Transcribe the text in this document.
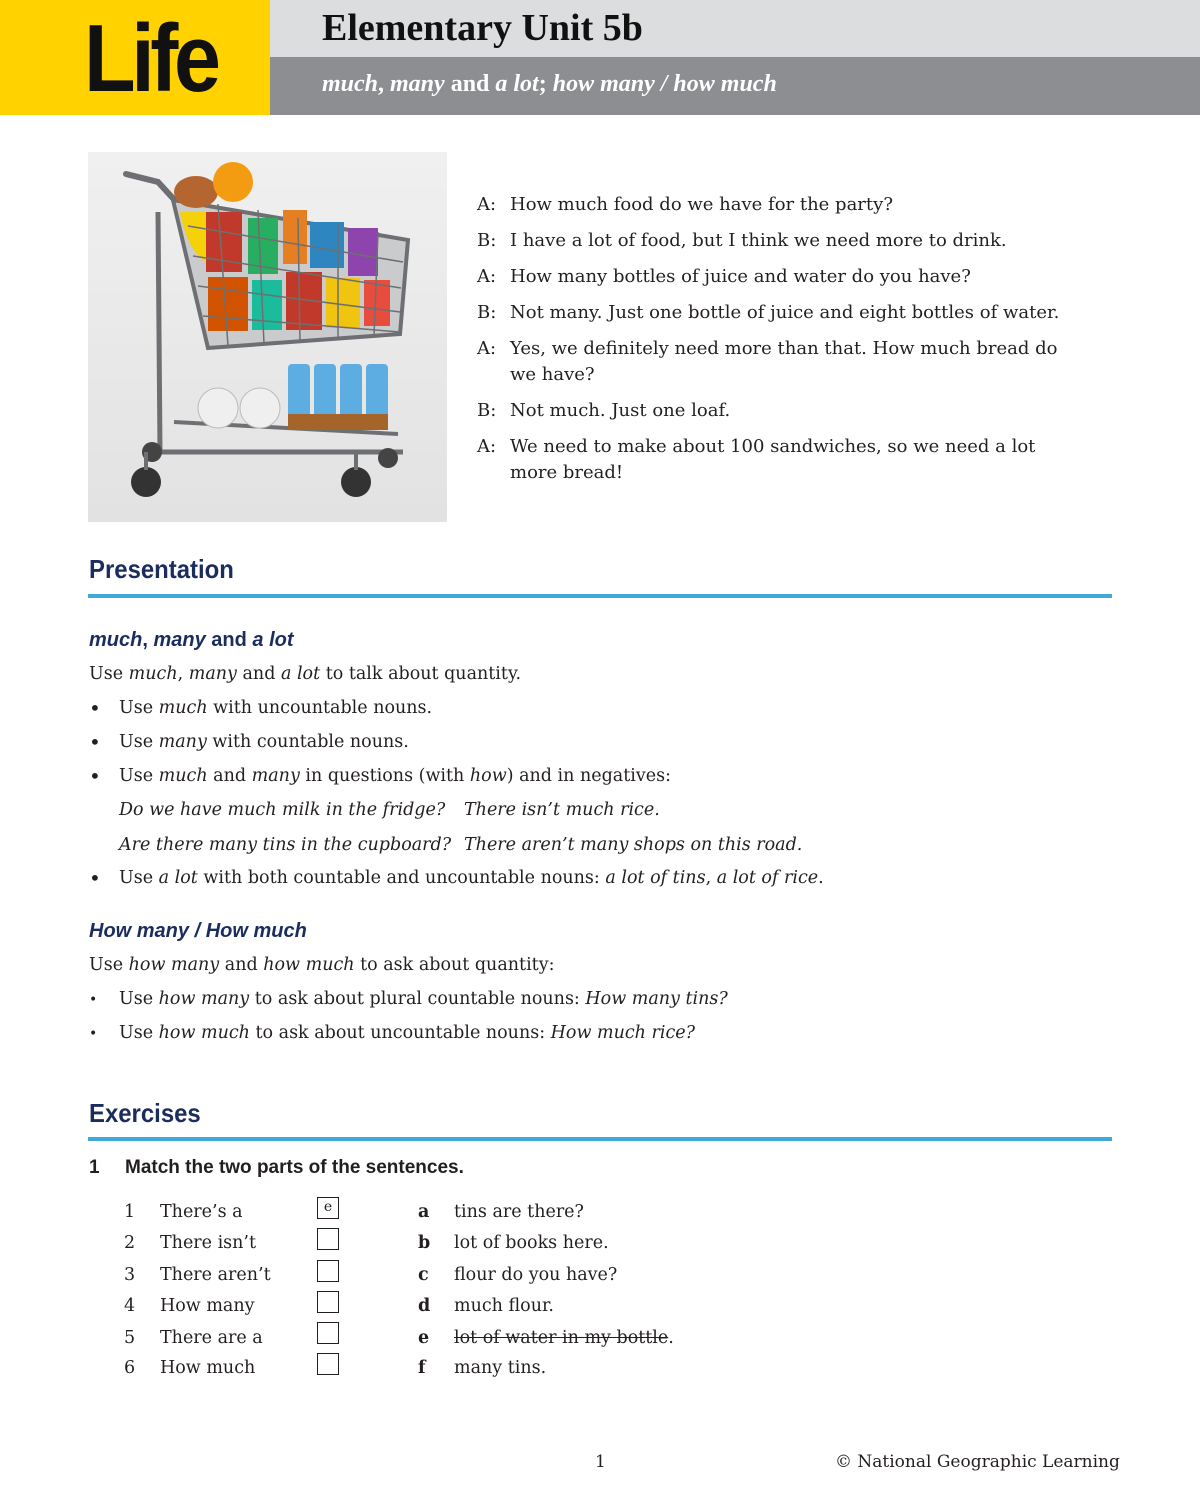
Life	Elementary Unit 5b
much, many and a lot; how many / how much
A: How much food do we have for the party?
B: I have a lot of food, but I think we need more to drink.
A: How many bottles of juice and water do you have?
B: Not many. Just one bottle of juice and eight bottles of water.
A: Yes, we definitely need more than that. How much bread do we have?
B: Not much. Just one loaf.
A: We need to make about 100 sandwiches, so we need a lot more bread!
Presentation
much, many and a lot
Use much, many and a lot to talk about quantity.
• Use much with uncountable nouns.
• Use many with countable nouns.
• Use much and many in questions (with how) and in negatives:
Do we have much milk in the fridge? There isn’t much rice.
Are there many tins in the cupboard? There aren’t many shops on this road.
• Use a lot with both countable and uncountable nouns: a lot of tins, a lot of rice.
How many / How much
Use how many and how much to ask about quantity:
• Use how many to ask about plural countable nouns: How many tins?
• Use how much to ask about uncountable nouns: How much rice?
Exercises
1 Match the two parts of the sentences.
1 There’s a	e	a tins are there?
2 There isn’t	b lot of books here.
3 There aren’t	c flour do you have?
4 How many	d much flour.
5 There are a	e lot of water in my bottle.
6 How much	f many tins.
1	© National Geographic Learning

• **TASK STATEMENT**
Copy each line from the data above that includes "water".

• **OUTPUT OF THE EXERCISE**
A: How many bottles of juice and water do you have?
B: Not many. Just one bottle of juice and eight bottles of water.
5 There are a	e lot of water in my bottle.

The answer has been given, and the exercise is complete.